== AIM OF THE TASK ==
For each line that holds "this", copy the line out.
★ ★ ★ ★ ★
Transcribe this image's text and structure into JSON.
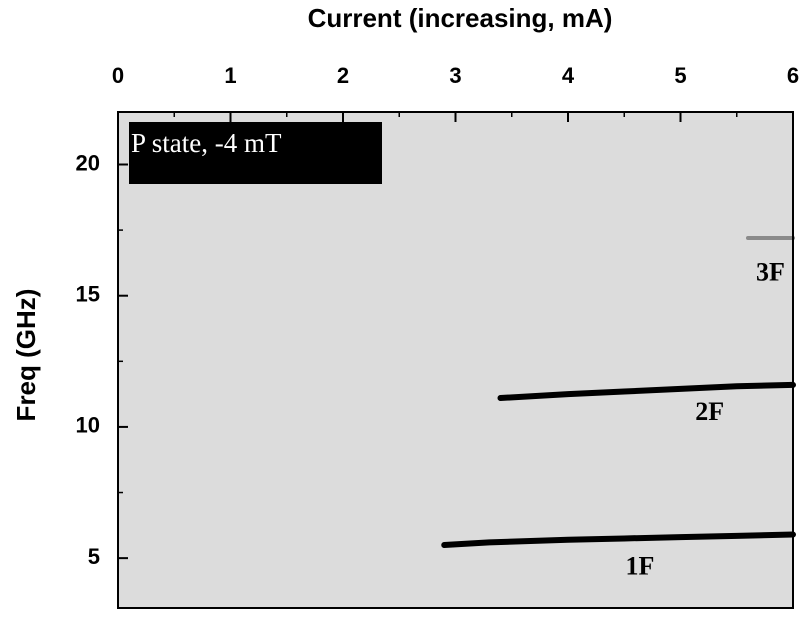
{
  "chart_data": {
    "type": "line",
    "xlabel": "Current (increasing, mA)",
    "ylabel": "Freq (GHz)",
    "inset_label": "P state, -4 mT",
    "xlim": [
      0,
      6
    ],
    "xticks": [
      0,
      1,
      2,
      3,
      4,
      5,
      6
    ],
    "ylim": [
      3.1,
      22
    ],
    "yticks": [
      5,
      10,
      15,
      20
    ],
    "background": "#dcdcdc",
    "series": [
      {
        "color": "#000000",
        "x": [
          2.9,
          3.3,
          4.0,
          4.5,
          5.0,
          5.5,
          6.0
        ],
        "values": [
          5.5,
          5.6,
          5.7,
          5.75,
          5.8,
          5.85,
          5.9
        ]
      },
      {
        "color": "#000000",
        "x": [
          3.4,
          4.0,
          4.5,
          5.0,
          5.5,
          6.0
        ],
        "values": [
          11.1,
          11.25,
          11.35,
          11.45,
          11.55,
          11.6
        ]
      },
      {
        "color": "#8a8a8a",
        "x": [
          5.6,
          6.0
        ],
        "values": [
          17.2,
          17.2
        ]
      }
    ],
    "annotations": [
      {
        "text": "3F",
        "x": 5.8,
        "y": 15.8
      },
      {
        "text": "2F",
        "x": 5.26,
        "y": 10.5
      },
      {
        "text": "1F",
        "x": 4.64,
        "y": 4.6
      }
    ]
  }
}
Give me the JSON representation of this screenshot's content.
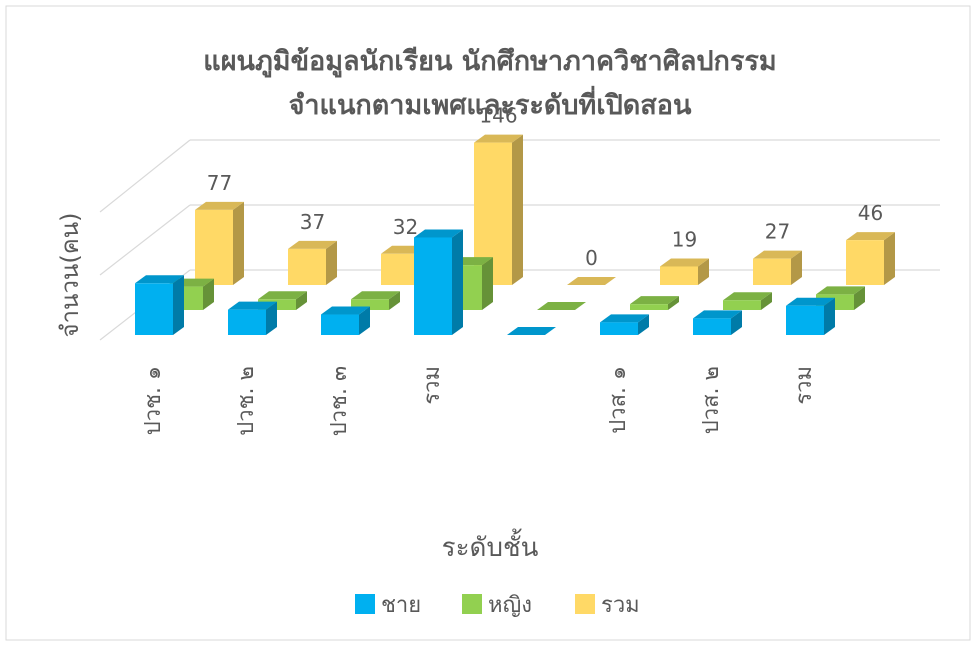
{
  "chart_data": {
    "type": "bar3d",
    "title": "แผนภูมิข้อมูลนักเรียน นักศึกษาภาควิชาศิลปกรรม",
    "subtitle": "จำแนกตามเพศและระดับที่เปิดสอน",
    "y_label": "จำนวน(คน)",
    "x_label": "ระดับชั้น",
    "categories": [
      "ปวช. ๑",
      "ปวช. ๒",
      "ปวช. ๓",
      "รวม",
      null,
      "ปวส. ๑",
      "ปวส. ๒",
      "รวม"
    ],
    "ylim": [
      0,
      150
    ],
    "series": [
      {
        "name": "ชาย",
        "color": "#00b0f0",
        "values": [
          53,
          26,
          21,
          100,
          0,
          13,
          17,
          30
        ]
      },
      {
        "name": "หญิง",
        "color": "#92d050",
        "values": [
          24,
          11,
          11,
          46,
          0,
          6,
          10,
          16
        ]
      },
      {
        "name": "รวม",
        "color": "#ffd966",
        "values": [
          77,
          37,
          32,
          146,
          0,
          19,
          27,
          46
        ],
        "show_labels": true
      }
    ]
  }
}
★ ★ ★ ★ ★
== SOLUTION TO THE PROBLEM ==
Transcribe this image's text and structure into JSON.
Give me the JSON representation of this screenshot's content.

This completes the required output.